**Work instructions:**
Using the listing below, select the lines with the word "dashed" and copy them.

|---|

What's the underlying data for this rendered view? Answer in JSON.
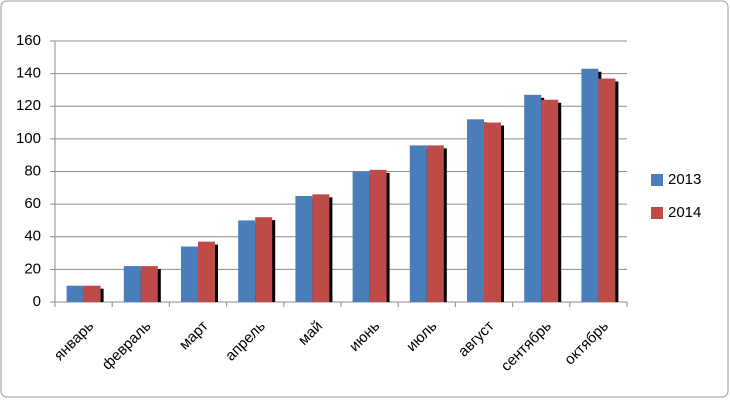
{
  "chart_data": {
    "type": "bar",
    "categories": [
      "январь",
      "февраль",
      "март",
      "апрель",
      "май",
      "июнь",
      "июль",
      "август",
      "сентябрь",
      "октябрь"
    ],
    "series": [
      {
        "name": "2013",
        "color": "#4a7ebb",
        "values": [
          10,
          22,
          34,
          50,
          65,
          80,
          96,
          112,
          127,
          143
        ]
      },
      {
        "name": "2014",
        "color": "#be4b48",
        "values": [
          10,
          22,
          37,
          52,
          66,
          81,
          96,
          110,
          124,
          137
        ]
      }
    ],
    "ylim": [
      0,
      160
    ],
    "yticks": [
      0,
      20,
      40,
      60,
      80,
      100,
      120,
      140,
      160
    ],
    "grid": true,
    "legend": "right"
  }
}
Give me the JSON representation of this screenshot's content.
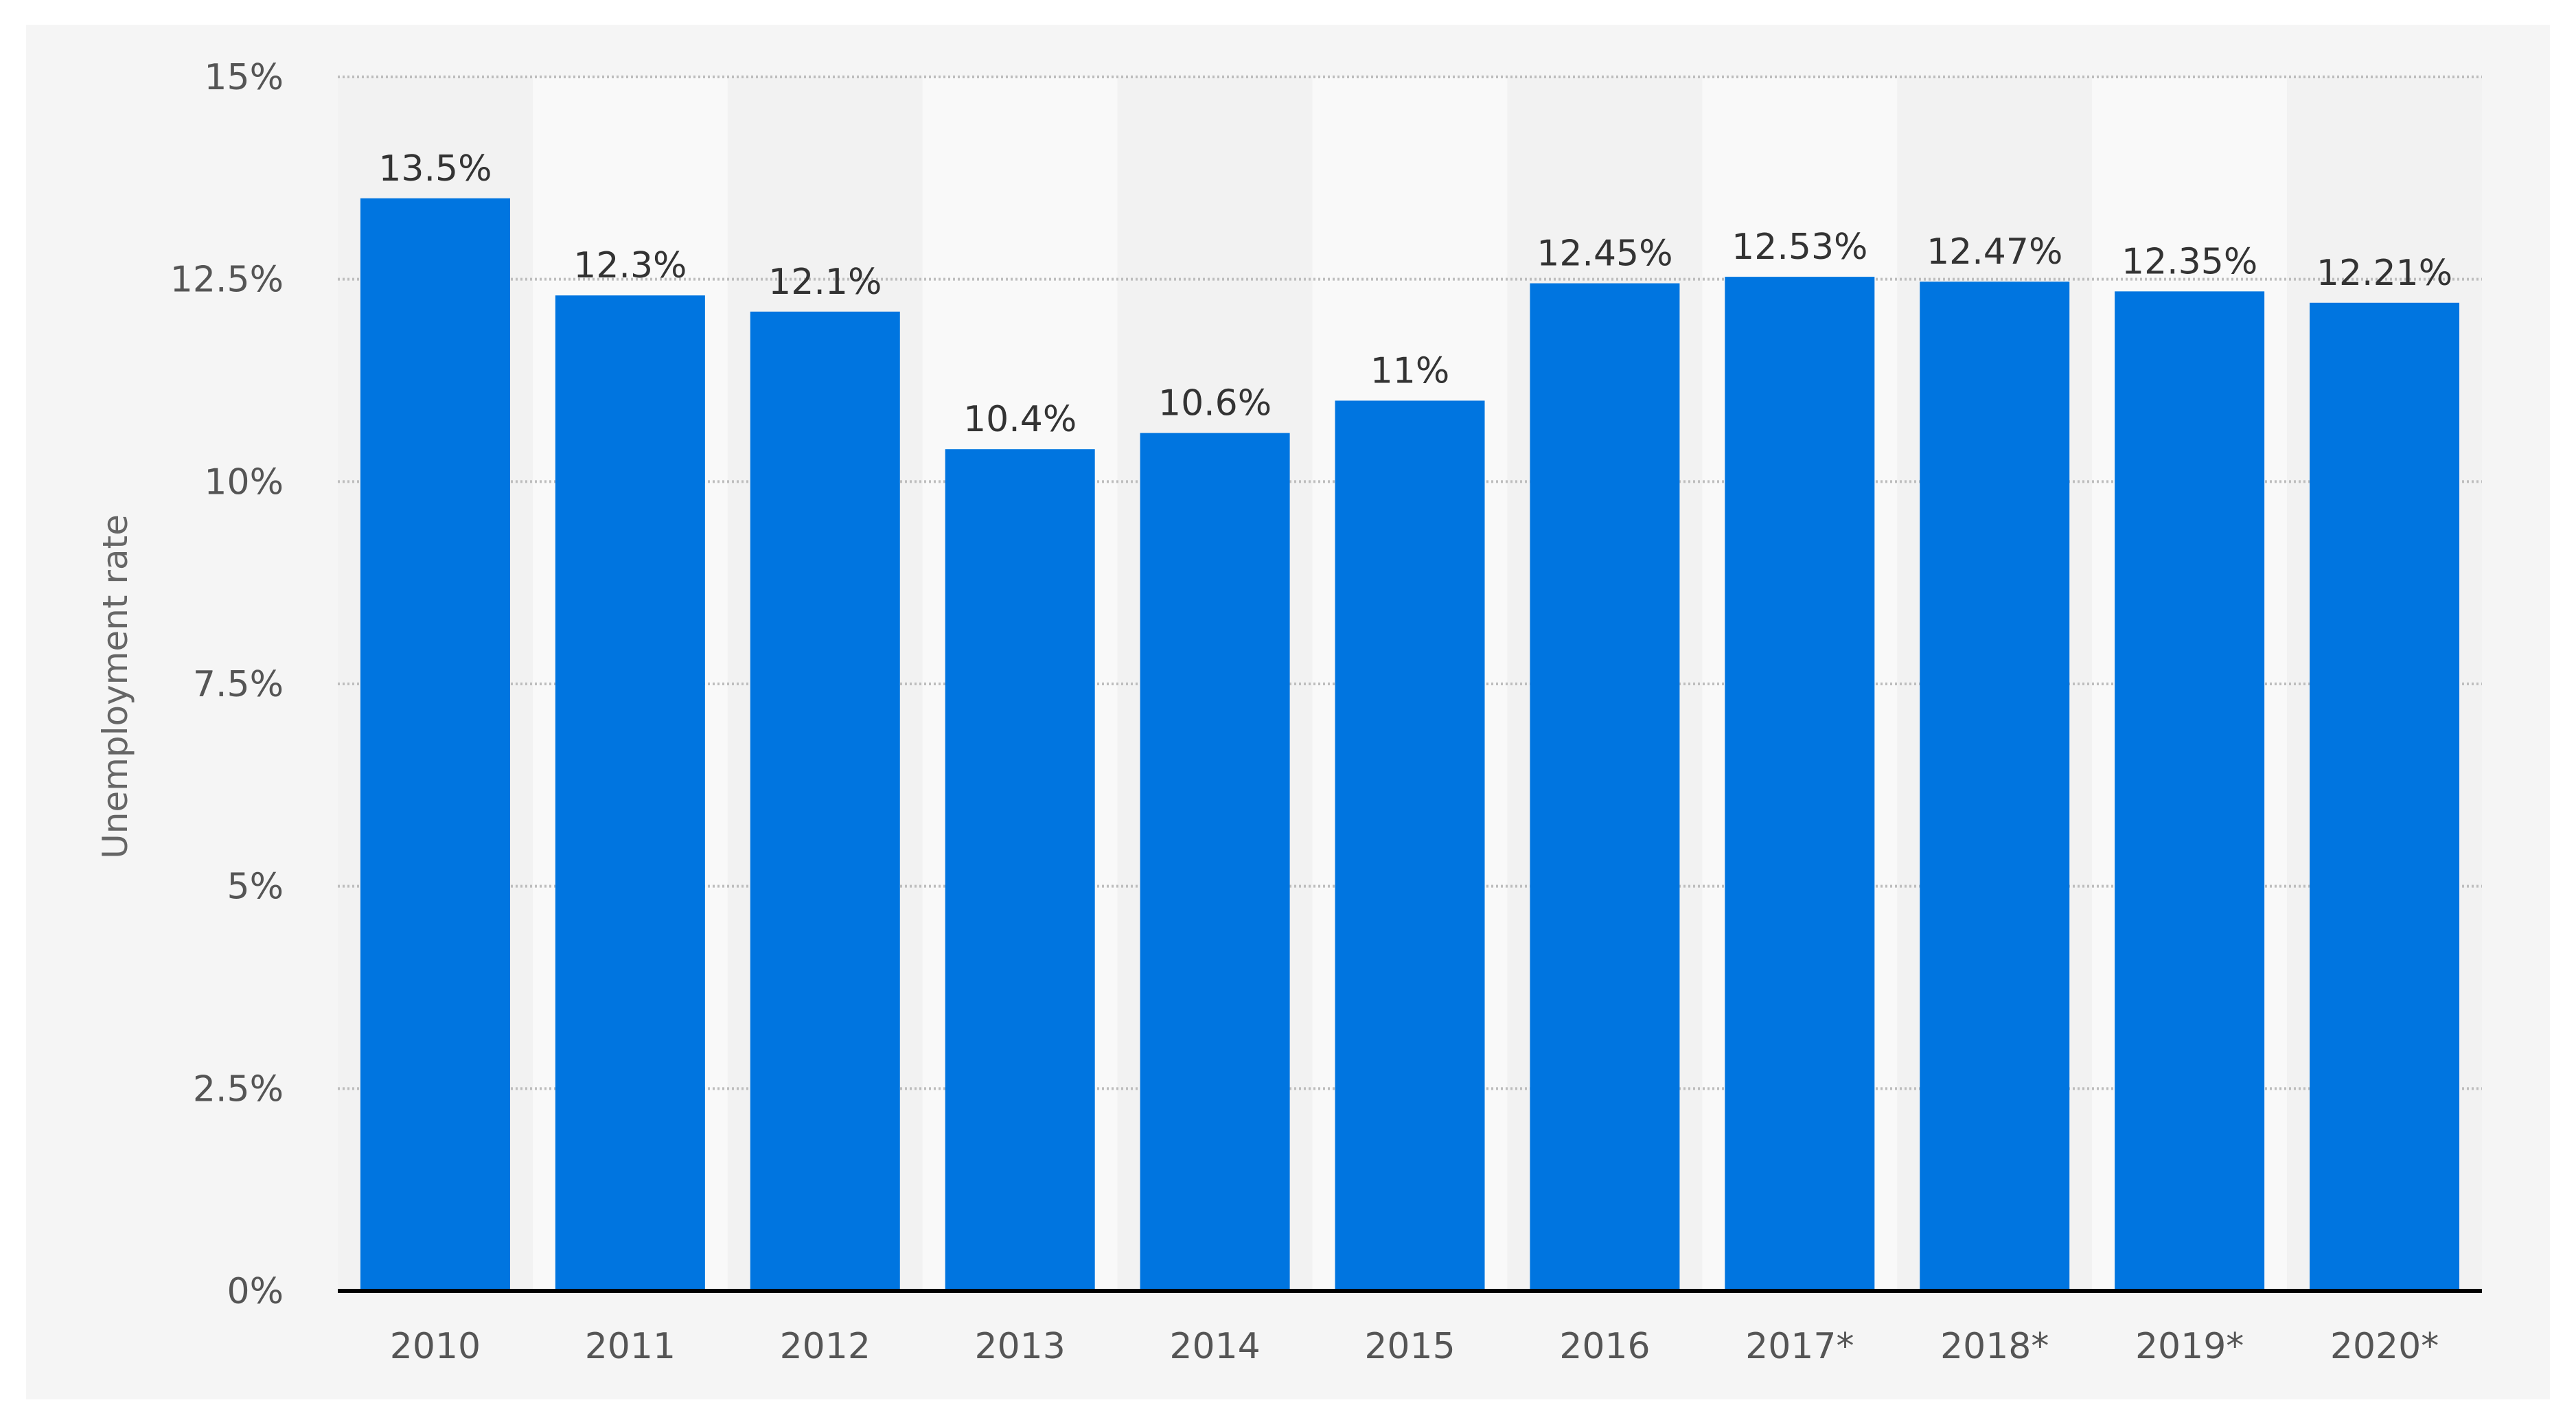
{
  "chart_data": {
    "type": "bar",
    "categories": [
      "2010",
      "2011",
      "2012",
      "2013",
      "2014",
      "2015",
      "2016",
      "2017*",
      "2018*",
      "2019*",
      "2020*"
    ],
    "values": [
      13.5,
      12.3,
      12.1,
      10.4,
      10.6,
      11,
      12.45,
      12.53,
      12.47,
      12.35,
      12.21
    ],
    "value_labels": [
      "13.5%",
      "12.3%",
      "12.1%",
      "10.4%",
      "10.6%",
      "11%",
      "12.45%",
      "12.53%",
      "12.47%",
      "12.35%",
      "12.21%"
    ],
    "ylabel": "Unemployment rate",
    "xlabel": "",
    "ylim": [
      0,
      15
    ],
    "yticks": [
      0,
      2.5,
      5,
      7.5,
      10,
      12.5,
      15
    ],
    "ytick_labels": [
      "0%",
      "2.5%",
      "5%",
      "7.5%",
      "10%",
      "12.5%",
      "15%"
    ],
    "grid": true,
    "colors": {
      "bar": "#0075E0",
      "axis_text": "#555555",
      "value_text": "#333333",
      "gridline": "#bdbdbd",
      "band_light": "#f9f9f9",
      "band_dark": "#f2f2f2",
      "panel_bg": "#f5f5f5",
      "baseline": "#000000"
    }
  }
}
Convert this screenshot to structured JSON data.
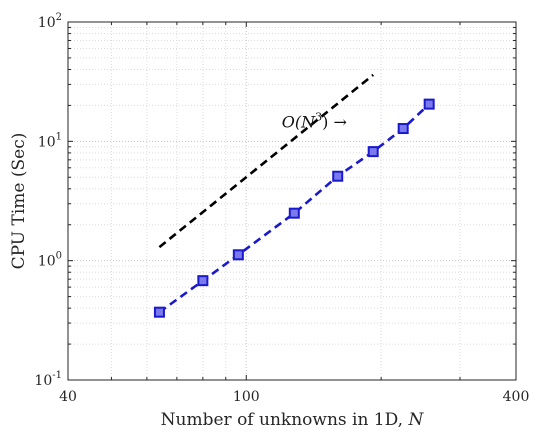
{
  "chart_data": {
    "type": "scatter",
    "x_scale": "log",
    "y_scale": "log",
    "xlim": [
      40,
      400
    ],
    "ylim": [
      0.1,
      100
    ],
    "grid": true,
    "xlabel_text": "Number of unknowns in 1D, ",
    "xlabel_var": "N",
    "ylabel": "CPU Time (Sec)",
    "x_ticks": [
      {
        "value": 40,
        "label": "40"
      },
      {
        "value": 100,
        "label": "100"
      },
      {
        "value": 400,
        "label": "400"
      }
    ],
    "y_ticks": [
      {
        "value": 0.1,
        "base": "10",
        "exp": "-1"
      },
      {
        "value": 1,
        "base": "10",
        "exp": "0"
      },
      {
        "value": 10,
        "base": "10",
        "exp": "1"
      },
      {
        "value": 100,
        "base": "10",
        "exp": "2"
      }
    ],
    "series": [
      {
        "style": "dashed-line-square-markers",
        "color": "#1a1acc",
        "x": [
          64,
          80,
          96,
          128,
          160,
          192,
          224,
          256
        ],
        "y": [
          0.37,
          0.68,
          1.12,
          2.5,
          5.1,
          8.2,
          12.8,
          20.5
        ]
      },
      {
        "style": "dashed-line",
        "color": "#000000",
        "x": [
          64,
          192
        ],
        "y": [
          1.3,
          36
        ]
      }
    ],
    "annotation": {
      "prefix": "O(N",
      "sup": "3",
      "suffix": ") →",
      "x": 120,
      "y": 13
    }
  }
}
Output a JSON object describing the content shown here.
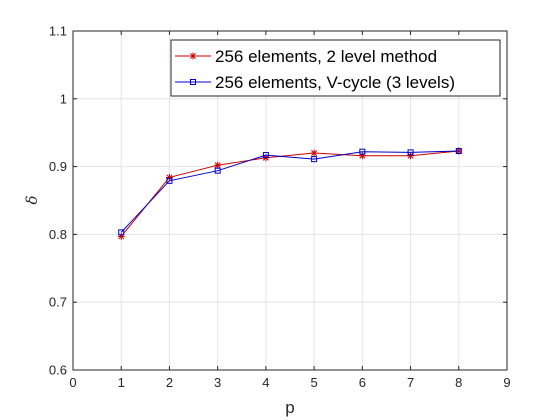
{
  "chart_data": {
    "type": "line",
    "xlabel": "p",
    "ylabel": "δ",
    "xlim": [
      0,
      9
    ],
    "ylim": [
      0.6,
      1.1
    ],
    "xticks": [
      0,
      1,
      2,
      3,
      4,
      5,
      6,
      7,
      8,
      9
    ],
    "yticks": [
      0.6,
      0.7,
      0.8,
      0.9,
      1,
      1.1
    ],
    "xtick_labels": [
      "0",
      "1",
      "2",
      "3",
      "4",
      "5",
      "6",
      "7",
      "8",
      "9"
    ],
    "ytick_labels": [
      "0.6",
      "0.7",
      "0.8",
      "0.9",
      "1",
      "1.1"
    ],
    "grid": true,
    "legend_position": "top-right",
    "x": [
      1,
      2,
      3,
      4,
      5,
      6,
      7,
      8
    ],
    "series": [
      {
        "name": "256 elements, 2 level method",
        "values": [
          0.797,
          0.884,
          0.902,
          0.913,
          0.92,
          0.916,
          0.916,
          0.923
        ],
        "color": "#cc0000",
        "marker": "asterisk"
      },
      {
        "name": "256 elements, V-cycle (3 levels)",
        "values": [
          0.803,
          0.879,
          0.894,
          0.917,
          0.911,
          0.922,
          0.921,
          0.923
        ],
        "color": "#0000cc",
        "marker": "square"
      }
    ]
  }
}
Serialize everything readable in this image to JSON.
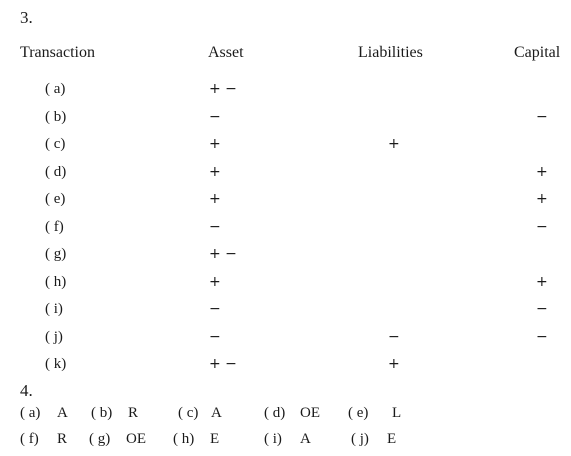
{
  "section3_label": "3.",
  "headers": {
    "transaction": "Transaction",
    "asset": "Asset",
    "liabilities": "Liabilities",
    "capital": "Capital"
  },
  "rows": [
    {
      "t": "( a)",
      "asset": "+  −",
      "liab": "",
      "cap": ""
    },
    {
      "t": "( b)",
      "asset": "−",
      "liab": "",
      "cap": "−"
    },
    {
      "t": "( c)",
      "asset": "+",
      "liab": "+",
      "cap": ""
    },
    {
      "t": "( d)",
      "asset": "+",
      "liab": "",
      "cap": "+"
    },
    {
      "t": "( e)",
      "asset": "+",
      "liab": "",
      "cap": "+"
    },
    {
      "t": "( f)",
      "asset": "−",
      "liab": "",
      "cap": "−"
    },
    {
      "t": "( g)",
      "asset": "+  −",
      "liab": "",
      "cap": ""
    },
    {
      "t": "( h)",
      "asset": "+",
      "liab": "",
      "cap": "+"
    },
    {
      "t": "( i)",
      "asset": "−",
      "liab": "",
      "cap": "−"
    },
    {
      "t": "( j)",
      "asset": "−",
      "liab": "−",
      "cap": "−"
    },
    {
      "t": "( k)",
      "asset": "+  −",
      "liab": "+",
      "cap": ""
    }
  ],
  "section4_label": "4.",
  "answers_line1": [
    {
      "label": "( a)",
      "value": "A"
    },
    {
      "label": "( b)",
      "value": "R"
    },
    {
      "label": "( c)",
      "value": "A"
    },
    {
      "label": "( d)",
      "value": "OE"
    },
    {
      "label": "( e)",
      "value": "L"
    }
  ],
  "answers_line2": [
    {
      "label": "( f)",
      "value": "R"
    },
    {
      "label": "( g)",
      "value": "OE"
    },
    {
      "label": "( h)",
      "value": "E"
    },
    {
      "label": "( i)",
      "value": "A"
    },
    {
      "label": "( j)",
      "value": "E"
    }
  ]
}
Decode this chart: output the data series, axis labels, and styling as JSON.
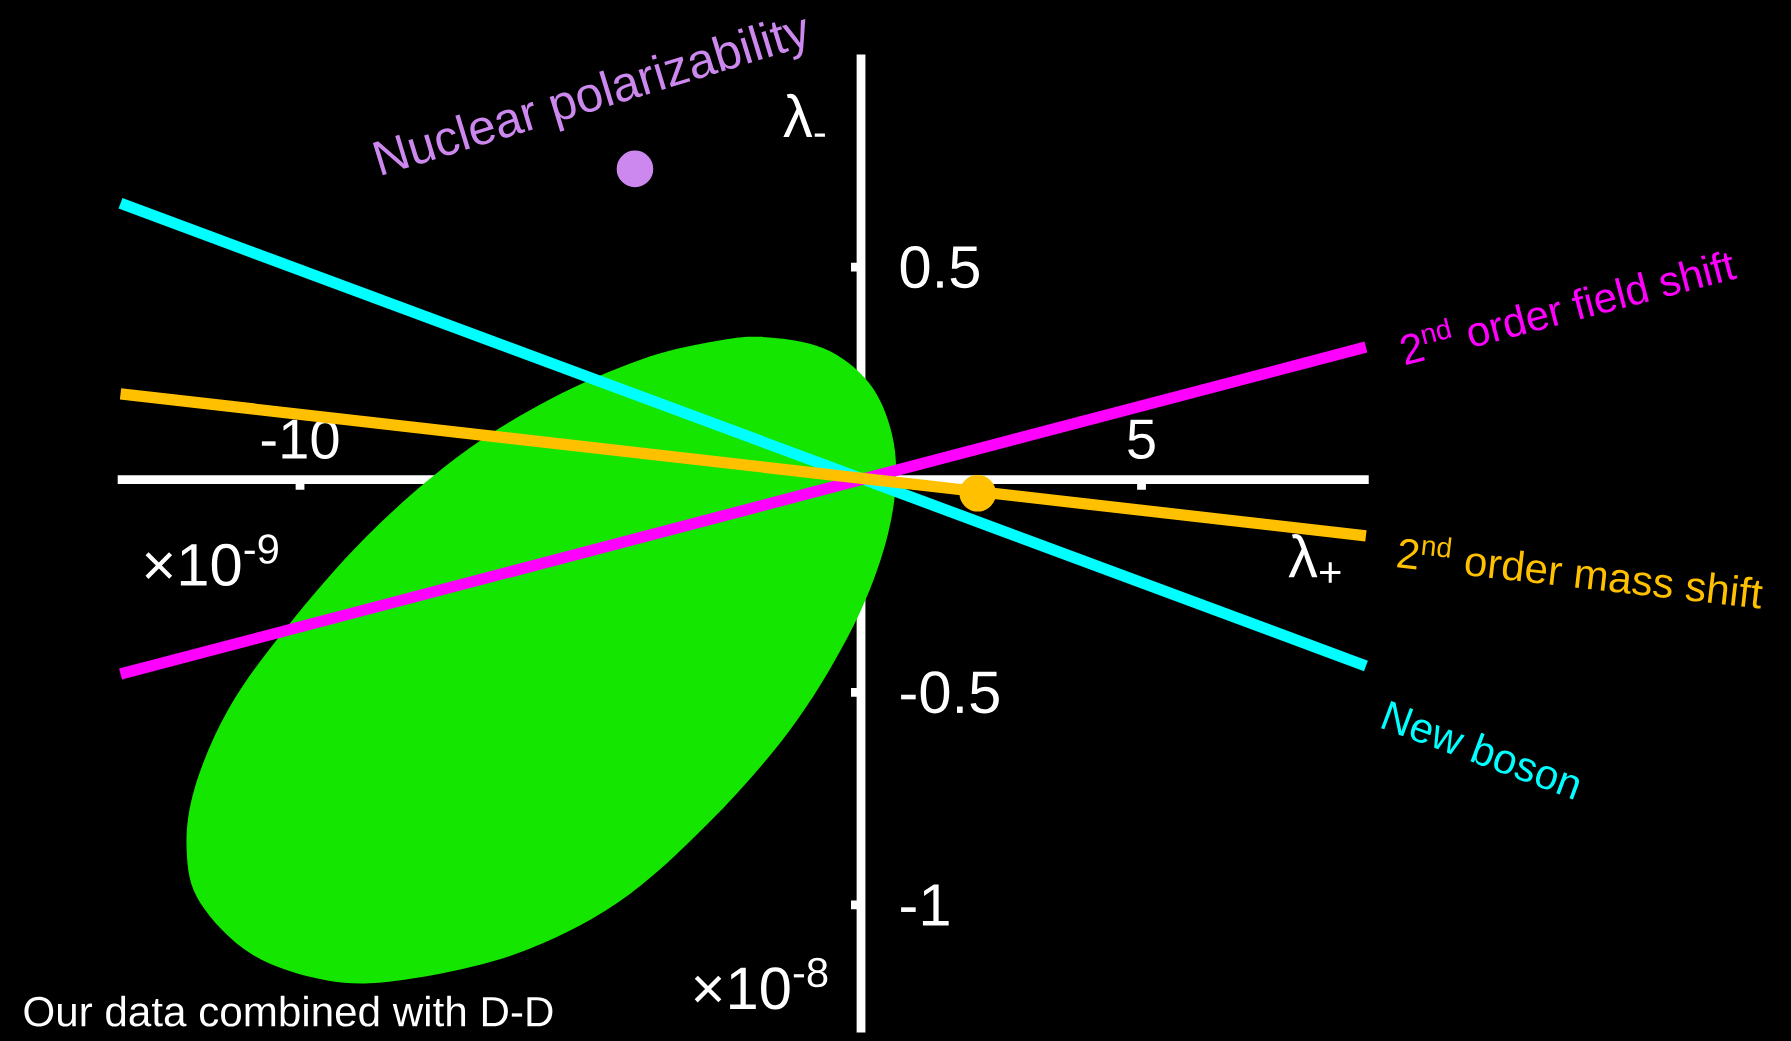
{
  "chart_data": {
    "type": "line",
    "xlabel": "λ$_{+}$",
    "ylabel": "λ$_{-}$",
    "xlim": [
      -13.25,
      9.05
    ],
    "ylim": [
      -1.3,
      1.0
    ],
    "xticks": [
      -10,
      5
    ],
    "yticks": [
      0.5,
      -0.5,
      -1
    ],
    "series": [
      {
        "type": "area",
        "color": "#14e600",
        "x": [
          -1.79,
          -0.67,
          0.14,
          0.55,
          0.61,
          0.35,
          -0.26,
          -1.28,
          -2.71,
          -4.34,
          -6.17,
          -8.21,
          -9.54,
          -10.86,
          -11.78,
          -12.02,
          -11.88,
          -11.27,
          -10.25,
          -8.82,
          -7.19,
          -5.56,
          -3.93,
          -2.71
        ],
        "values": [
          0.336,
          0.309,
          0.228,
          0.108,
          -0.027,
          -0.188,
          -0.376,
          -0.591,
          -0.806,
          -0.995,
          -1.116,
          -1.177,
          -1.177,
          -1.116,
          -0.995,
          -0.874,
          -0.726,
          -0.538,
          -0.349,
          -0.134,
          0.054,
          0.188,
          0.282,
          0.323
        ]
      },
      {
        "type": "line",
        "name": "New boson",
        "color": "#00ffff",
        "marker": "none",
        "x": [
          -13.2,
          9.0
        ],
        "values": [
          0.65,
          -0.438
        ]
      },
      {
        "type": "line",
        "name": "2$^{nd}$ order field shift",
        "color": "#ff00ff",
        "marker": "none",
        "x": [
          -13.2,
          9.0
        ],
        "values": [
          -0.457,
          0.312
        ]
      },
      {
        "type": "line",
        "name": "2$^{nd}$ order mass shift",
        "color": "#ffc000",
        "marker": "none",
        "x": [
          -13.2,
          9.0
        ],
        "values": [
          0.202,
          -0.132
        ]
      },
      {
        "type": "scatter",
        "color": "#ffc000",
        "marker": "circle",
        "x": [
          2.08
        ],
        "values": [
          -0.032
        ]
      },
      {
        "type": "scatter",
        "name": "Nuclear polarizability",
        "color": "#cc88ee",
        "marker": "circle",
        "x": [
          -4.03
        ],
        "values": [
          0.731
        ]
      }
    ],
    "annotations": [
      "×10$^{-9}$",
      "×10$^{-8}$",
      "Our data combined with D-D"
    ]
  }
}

|---|

**Task result:**
        "style": "dashed-line-square-markers",
        "style": "dashed-line",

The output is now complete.